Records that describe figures

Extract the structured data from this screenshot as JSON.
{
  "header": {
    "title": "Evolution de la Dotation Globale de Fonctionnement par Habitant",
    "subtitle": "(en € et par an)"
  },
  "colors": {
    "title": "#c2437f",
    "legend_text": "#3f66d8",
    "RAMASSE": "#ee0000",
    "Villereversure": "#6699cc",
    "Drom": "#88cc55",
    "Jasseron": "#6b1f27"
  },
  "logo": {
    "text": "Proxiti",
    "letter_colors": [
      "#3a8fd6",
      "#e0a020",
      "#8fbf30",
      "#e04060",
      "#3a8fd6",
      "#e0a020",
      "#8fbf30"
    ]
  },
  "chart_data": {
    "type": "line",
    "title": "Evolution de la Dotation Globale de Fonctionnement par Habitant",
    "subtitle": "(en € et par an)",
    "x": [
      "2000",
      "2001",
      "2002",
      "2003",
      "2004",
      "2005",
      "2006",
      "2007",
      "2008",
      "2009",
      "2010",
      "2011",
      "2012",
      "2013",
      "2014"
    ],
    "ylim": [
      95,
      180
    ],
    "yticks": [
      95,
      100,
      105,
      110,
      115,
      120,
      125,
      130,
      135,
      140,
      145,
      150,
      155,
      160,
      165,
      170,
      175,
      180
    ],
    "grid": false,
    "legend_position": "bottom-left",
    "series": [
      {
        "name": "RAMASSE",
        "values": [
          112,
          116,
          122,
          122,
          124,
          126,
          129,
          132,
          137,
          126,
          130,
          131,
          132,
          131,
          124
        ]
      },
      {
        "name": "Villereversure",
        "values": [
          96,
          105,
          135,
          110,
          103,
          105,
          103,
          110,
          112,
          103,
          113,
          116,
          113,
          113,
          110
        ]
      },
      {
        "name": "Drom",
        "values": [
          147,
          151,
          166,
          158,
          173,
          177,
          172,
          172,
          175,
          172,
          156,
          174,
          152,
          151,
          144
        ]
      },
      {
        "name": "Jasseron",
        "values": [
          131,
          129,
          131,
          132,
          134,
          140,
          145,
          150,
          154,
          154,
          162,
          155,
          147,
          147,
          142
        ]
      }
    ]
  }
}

Prompt - Repeat every entry exactly, please.

Solution for this task -
Extract the structured data from this screenshot as JSON.
{
  "header": {
    "title": "Evolution de la Dotation Globale de Fonctionnement par Habitant",
    "subtitle": "(en € et par an)"
  },
  "colors": {
    "title": "#c2437f",
    "legend_text": "#3f66d8",
    "RAMASSE": "#ee0000",
    "Villereversure": "#6699cc",
    "Drom": "#88cc55",
    "Jasseron": "#6b1f27"
  },
  "logo": {
    "text": "Proxiti",
    "letter_colors": [
      "#3a8fd6",
      "#e0a020",
      "#8fbf30",
      "#e04060",
      "#3a8fd6",
      "#e0a020",
      "#8fbf30"
    ]
  },
  "chart_data": {
    "type": "line",
    "title": "Evolution de la Dotation Globale de Fonctionnement par Habitant",
    "subtitle": "(en € et par an)",
    "x": [
      "2000",
      "2001",
      "2002",
      "2003",
      "2004",
      "2005",
      "2006",
      "2007",
      "2008",
      "2009",
      "2010",
      "2011",
      "2012",
      "2013",
      "2014"
    ],
    "ylim": [
      95,
      180
    ],
    "yticks": [
      95,
      100,
      105,
      110,
      115,
      120,
      125,
      130,
      135,
      140,
      145,
      150,
      155,
      160,
      165,
      170,
      175,
      180
    ],
    "grid": false,
    "legend_position": "bottom-left",
    "series": [
      {
        "name": "RAMASSE",
        "values": [
          112,
          116,
          122,
          122,
          124,
          126,
          129,
          132,
          137,
          126,
          130,
          131,
          132,
          131,
          124
        ]
      },
      {
        "name": "Villereversure",
        "values": [
          96,
          105,
          135,
          110,
          103,
          105,
          103,
          110,
          112,
          103,
          113,
          116,
          113,
          113,
          110
        ]
      },
      {
        "name": "Drom",
        "values": [
          147,
          151,
          166,
          158,
          173,
          177,
          172,
          172,
          175,
          172,
          156,
          174,
          152,
          151,
          144
        ]
      },
      {
        "name": "Jasseron",
        "values": [
          131,
          129,
          131,
          132,
          134,
          140,
          145,
          150,
          154,
          154,
          162,
          155,
          147,
          147,
          142
        ]
      }
    ]
  }
}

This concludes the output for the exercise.